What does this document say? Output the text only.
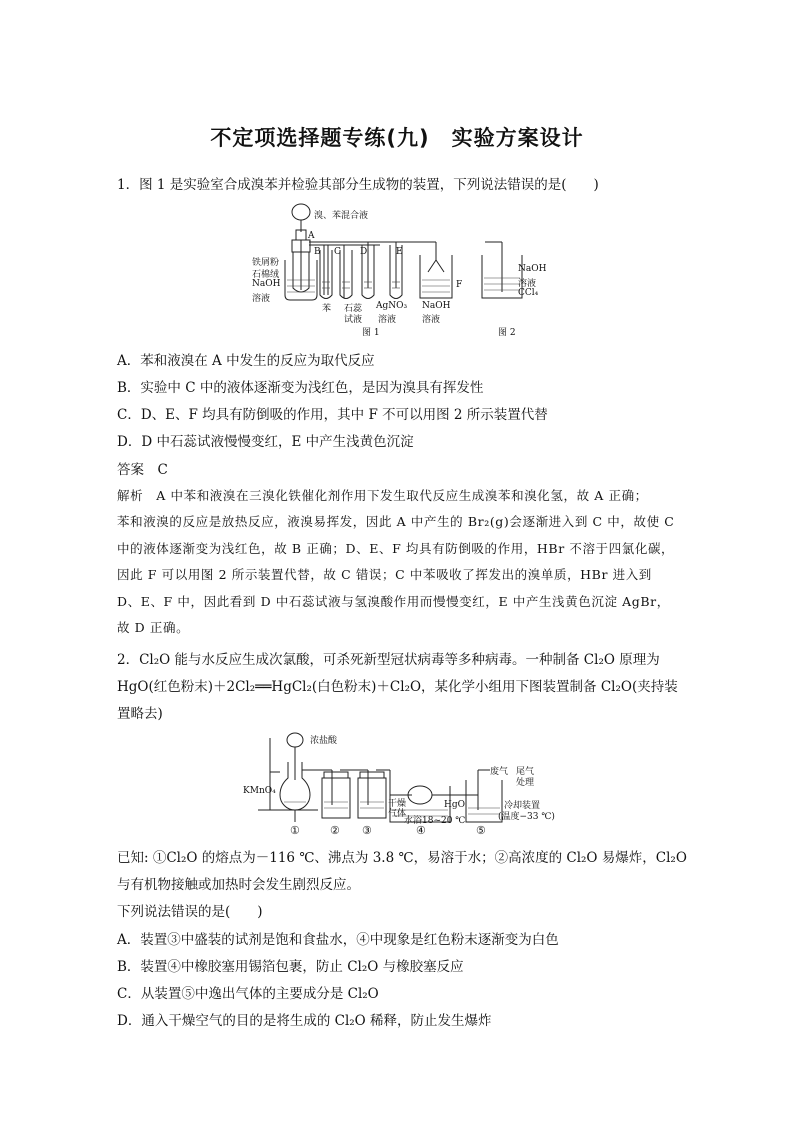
不定项选择题专练(九)　实验方案设计
1．图 1 是实验室合成溴苯并检验其部分生成物的装置，下列说法错误的是(　　)
溴、苯混合液
A
铁屑粉
石棉绒
NaOH
溶液
B C D	E
F
苯 石蕊
试液
AgNO₃
溶液
NaOH
溶液
NaOH
溶液
CCl₄
图 1	图 2
A．苯和液溴在 A 中发生的反应为取代反应
B．实验中 C 中的液体逐渐变为浅红色，是因为溴具有挥发性
C．D、E、F 均具有防倒吸的作用，其中 F 不可以用图 2 所示装置代替
D．D 中石蕊试液慢慢变红，E 中产生浅黄色沉淀
答案　C
解析　A 中苯和液溴在三溴化铁催化剂作用下发生取代反应生成溴苯和溴化氢，故 A 正确；
苯和液溴的反应是放热反应，液溴易挥发，因此 A 中产生的 Br₂(g)会逐渐进入到 C 中，故使 C
中的液体逐渐变为浅红色，故 B 正确；D、E、F 均具有防倒吸的作用，HBr 不溶于四氯化碳，
因此 F 可以用图 2 所示装置代替，故 C 错误；C 中苯吸收了挥发出的溴单质，HBr 进入到
D、E、F 中，因此看到 D 中石蕊试液与氢溴酸作用而慢慢变红，E 中产生浅黄色沉淀 AgBr，
故 D 正确。
2．Cl₂O 能与水反应生成次氯酸，可杀死新型冠状病毒等多种病毒。一种制备 Cl₂O 原理为
HgO(红色粉末)＋2Cl₂══HgCl₂(白色粉末)＋Cl₂O，某化学小组用下图装置制备 Cl₂O(夹持装
置略去)
浓盐酸
KMnO₄
干燥
气体
水浴18~20 ℃
HgO
废气 尾气
处理
冷却装置
(温度−33 ℃)
①	② ③	④	⑤
已知: ①Cl₂O 的熔点为－116 ℃、沸点为 3.8 ℃，易溶于水；②高浓度的 Cl₂O 易爆炸，Cl₂O
与有机物接触或加热时会发生剧烈反应。
下列说法错误的是(　　)
A．装置③中盛装的试剂是饱和食盐水，④中现象是红色粉末逐渐变为白色
B．装置④中橡胶塞用锡箔包裹，防止 Cl₂O 与橡胶塞反应
C．从装置⑤中逸出气体的主要成分是 Cl₂O
D．通入干燥空气的目的是将生成的 Cl₂O 稀释，防止发生爆炸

|---|

**WHAT IS NEEDED**: Check each line above for the word "中的液体逐渐变为浅红色" and copy the ones that have it.

**OUTPUT FOR THIS EXERCISE**:
B．实验中 C 中的液体逐渐变为浅红色，是因为溴具有挥发性
中的液体逐渐变为浅红色，故 B 正确；D、E、F 均具有防倒吸的作用，HBr 不溶于四氯化碳，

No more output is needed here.